**** Available data
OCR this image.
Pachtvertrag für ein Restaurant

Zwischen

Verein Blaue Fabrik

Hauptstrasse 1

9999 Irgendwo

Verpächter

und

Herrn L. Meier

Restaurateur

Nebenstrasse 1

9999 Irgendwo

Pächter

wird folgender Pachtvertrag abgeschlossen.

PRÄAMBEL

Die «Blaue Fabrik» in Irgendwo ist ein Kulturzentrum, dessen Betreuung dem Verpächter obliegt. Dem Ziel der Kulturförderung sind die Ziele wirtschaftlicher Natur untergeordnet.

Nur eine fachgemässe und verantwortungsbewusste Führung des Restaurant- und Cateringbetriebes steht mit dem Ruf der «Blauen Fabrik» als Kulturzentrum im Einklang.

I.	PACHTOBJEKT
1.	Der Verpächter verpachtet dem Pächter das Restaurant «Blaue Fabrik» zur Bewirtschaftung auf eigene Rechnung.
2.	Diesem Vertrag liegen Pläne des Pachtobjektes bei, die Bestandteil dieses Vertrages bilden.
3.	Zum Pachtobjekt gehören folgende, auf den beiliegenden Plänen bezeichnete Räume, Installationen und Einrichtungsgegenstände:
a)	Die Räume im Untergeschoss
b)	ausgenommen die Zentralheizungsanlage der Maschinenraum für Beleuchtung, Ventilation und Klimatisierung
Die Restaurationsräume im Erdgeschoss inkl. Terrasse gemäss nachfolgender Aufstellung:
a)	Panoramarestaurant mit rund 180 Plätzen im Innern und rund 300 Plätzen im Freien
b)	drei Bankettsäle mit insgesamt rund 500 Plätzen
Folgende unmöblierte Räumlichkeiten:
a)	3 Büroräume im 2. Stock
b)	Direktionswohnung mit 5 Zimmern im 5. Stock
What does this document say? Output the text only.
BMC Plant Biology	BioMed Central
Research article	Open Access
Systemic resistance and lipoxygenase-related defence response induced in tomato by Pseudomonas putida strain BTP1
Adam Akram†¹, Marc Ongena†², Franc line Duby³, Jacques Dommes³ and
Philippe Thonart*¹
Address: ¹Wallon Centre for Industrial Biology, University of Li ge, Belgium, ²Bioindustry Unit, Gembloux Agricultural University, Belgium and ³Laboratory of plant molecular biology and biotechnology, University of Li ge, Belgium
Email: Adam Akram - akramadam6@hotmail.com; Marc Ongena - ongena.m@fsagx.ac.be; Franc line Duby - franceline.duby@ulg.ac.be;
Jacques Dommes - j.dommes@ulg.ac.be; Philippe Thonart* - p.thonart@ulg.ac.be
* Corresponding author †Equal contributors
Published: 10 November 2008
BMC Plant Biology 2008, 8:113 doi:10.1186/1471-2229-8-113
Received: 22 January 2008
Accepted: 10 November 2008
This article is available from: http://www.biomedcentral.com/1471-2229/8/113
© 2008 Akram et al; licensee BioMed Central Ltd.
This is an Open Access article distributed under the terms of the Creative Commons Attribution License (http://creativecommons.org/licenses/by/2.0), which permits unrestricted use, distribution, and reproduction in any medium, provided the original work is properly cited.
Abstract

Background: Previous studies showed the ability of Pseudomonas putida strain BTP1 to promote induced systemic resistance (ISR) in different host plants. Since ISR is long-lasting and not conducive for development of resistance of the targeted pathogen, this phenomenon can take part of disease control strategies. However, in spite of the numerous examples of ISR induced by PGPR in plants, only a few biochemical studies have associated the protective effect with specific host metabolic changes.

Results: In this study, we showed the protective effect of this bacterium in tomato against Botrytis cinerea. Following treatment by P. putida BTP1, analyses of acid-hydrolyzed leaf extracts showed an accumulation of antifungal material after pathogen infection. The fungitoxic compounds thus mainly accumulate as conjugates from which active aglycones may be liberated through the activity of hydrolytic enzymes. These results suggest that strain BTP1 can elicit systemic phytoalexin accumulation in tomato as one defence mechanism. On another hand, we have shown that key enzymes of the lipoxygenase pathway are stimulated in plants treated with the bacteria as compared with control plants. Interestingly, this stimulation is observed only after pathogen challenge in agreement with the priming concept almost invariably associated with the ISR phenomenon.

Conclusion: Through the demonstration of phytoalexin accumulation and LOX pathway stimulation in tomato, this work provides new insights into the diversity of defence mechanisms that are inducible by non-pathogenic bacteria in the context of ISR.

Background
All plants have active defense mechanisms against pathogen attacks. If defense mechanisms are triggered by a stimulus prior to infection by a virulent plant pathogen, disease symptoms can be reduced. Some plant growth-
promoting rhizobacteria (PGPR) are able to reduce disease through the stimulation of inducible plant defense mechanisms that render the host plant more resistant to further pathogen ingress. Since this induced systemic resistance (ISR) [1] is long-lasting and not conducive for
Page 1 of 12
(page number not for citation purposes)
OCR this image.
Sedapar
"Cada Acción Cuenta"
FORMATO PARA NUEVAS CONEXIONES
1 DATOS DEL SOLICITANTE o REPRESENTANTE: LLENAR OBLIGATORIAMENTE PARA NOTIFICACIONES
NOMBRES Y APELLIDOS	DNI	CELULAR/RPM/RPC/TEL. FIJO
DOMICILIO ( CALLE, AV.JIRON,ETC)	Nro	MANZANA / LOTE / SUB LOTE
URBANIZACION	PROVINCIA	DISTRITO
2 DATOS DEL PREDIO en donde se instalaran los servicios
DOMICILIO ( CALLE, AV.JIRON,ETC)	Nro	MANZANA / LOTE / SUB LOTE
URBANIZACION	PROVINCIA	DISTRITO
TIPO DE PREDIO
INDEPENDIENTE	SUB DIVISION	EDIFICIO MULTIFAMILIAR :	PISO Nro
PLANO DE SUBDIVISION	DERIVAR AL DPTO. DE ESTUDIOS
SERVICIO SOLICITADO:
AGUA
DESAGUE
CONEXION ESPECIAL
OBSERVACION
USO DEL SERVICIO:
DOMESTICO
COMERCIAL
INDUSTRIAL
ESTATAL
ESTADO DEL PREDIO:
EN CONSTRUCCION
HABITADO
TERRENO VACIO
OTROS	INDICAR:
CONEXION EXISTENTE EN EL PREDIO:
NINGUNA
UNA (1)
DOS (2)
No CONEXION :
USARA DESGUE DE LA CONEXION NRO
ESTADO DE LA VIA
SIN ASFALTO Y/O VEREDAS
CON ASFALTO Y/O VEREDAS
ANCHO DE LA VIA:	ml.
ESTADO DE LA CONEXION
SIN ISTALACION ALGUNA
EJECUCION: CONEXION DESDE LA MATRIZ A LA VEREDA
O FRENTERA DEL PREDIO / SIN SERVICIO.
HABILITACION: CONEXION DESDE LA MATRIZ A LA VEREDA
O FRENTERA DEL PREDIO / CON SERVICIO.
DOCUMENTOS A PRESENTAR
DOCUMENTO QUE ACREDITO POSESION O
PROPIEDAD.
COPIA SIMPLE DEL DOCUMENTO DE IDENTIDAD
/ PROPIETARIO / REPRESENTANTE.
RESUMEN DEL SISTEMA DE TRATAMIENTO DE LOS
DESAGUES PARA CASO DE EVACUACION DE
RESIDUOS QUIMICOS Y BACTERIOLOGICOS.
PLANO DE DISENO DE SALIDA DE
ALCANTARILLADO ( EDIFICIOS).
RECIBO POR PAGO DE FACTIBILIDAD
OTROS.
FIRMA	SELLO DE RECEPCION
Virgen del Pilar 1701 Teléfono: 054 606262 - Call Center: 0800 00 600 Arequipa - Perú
********
• [Your goal] What is needed is an exact copy of all the records.

• [Answer]
OCR this image.
Pachtvertrag für ein Restaurant

Zwischen

Verein Blaue Fabrik

Hauptstrasse 1

9999 Irgendwo

Verpächter

und

Herrn L. Meier

Restaurateur

Nebenstrasse 1

9999 Irgendwo

Pächter

wird folgender Pachtvertrag abgeschlossen.

PRÄAMBEL

Die «Blaue Fabrik» in Irgendwo ist ein Kulturzentrum, dessen Betreuung dem Verpächter obliegt. Dem Ziel der Kulturförderung sind die Ziele wirtschaftlicher Natur untergeordnet.

Nur eine fachgemässe und verantwortungsbewusste Führung des Restaurant- und Cateringbetriebes steht mit dem Ruf der «Blauen Fabrik» als Kulturzentrum im Einklang.

I.	PACHTOBJEKT
1.	Der Verpächter verpachtet dem Pächter das Restaurant «Blaue Fabrik» zur Bewirtschaftung auf eigene Rechnung.
2.	Diesem Vertrag liegen Pläne des Pachtobjektes bei, die Bestandteil dieses Vertrages bilden.
3.	Zum Pachtobjekt gehören folgende, auf den beiliegenden Plänen bezeichnete Räume, Installationen und Einrichtungsgegenstände:
a)	Die Räume im Untergeschoss
b)	ausgenommen die Zentralheizungsanlage der Maschinenraum für Beleuchtung, Ventilation und Klimatisierung
Die Restaurationsräume im Erdgeschoss inkl. Terrasse gemäss nachfolgender Aufstellung:
a)	Panoramarestaurant mit rund 180 Plätzen im Innern und rund 300 Plätzen im Freien
b)	drei Bankettsäle mit insgesamt rund 500 Plätzen
Folgende unmöblierte Räumlichkeiten:
a)	3 Büroräume im 2. Stock
b)	Direktionswohnung mit 5 Zimmern im 5. Stock
What does this document say? Output the text only.
BMC Plant Biology	BioMed Central
Research article	Open Access
Systemic resistance and lipoxygenase-related defence response induced in tomato by Pseudomonas putida strain BTP1
Adam Akram†¹, Marc Ongena†², Franc line Duby³, Jacques Dommes³ and
Philippe Thonart*¹
Address: ¹Wallon Centre for Industrial Biology, University of Li ge, Belgium, ²Bioindustry Unit, Gembloux Agricultural University, Belgium and ³Laboratory of plant molecular biology and biotechnology, University of Li ge, Belgium
Email: Adam Akram - akramadam6@hotmail.com; Marc Ongena - ongena.m@fsagx.ac.be; Franc line Duby - franceline.duby@ulg.ac.be;
Jacques Dommes - j.dommes@ulg.ac.be; Philippe Thonart* - p.thonart@ulg.ac.be
* Corresponding author †Equal contributors
Published: 10 November 2008
BMC Plant Biology 2008, 8:113 doi:10.1186/1471-2229-8-113
Received: 22 January 2008
Accepted: 10 November 2008
This article is available from: http://www.biomedcentral.com/1471-2229/8/113
© 2008 Akram et al; licensee BioMed Central Ltd.
This is an Open Access article distributed under the terms of the Creative Commons Attribution License (http://creativecommons.org/licenses/by/2.0), which permits unrestricted use, distribution, and reproduction in any medium, provided the original work is properly cited.
Abstract

Background: Previous studies showed the ability of Pseudomonas putida strain BTP1 to promote induced systemic resistance (ISR) in different host plants. Since ISR is long-lasting and not conducive for development of resistance of the targeted pathogen, this phenomenon can take part of disease control strategies. However, in spite of the numerous examples of ISR induced by PGPR in plants, only a few biochemical studies have associated the protective effect with specific host metabolic changes.

Results: In this study, we showed the protective effect of this bacterium in tomato against Botrytis cinerea. Following treatment by P. putida BTP1, analyses of acid-hydrolyzed leaf extracts showed an accumulation of antifungal material after pathogen infection. The fungitoxic compounds thus mainly accumulate as conjugates from which active aglycones may be liberated through the activity of hydrolytic enzymes. These results suggest that strain BTP1 can elicit systemic phytoalexin accumulation in tomato as one defence mechanism. On another hand, we have shown that key enzymes of the lipoxygenase pathway are stimulated in plants treated with the bacteria as compared with control plants. Interestingly, this stimulation is observed only after pathogen challenge in agreement with the priming concept almost invariably associated with the ISR phenomenon.

Conclusion: Through the demonstration of phytoalexin accumulation and LOX pathway stimulation in tomato, this work provides new insights into the diversity of defence mechanisms that are inducible by non-pathogenic bacteria in the context of ISR.

Background
All plants have active defense mechanisms against pathogen attacks. If defense mechanisms are triggered by a stimulus prior to infection by a virulent plant pathogen, disease symptoms can be reduced. Some plant growth-
promoting rhizobacteria (PGPR) are able to reduce disease through the stimulation of inducible plant defense mechanisms that render the host plant more resistant to further pathogen ingress. Since this induced systemic resistance (ISR) [1] is long-lasting and not conducive for
Page 1 of 12
(page number not for citation purposes)
OCR this image.
Sedapar
"Cada Acción Cuenta"
FORMATO PARA NUEVAS CONEXIONES
1 DATOS DEL SOLICITANTE o REPRESENTANTE: LLENAR OBLIGATORIAMENTE PARA NOTIFICACIONES
NOMBRES Y APELLIDOS	DNI	CELULAR/RPM/RPC/TEL. FIJO
DOMICILIO ( CALLE, AV.JIRON,ETC)	Nro	MANZANA / LOTE / SUB LOTE
URBANIZACION	PROVINCIA	DISTRITO
2 DATOS DEL PREDIO en donde se instalaran los servicios
DOMICILIO ( CALLE, AV.JIRON,ETC)	Nro	MANZANA / LOTE / SUB LOTE
URBANIZACION	PROVINCIA	DISTRITO
TIPO DE PREDIO
INDEPENDIENTE	SUB DIVISION	EDIFICIO MULTIFAMILIAR :	PISO Nro
PLANO DE SUBDIVISION	DERIVAR AL DPTO. DE ESTUDIOS
SERVICIO SOLICITADO:
AGUA
DESAGUE
CONEXION ESPECIAL
OBSERVACION
USO DEL SERVICIO:
DOMESTICO
COMERCIAL
INDUSTRIAL
ESTATAL
ESTADO DEL PREDIO:
EN CONSTRUCCION
HABITADO
TERRENO VACIO
OTROS	INDICAR:
CONEXION EXISTENTE EN EL PREDIO:
NINGUNA
UNA (1)
DOS (2)
No CONEXION :
USARA DESGUE DE LA CONEXION NRO
ESTADO DE LA VIA
SIN ASFALTO Y/O VEREDAS
CON ASFALTO Y/O VEREDAS
ANCHO DE LA VIA:	ml.
ESTADO DE LA CONEXION
SIN ISTALACION ALGUNA
EJECUCION: CONEXION DESDE LA MATRIZ A LA VEREDA
O FRENTERA DEL PREDIO / SIN SERVICIO.
HABILITACION: CONEXION DESDE LA MATRIZ A LA VEREDA
O FRENTERA DEL PREDIO / CON SERVICIO.
DOCUMENTOS A PRESENTAR
DOCUMENTO QUE ACREDITO POSESION O
PROPIEDAD.
COPIA SIMPLE DEL DOCUMENTO DE IDENTIDAD
/ PROPIETARIO / REPRESENTANTE.
RESUMEN DEL SISTEMA DE TRATAMIENTO DE LOS
DESAGUES PARA CASO DE EVACUACION DE
RESIDUOS QUIMICOS Y BACTERIOLOGICOS.
PLANO DE DISENO DE SALIDA DE
ALCANTARILLADO ( EDIFICIOS).
RECIBO POR PAGO DE FACTIBILIDAD
OTROS.
FIRMA	SELLO DE RECEPCION
Virgen del Pilar 1701 Teléfono: 054 606262 - Call Center: 0800 00 600 Arequipa - Perú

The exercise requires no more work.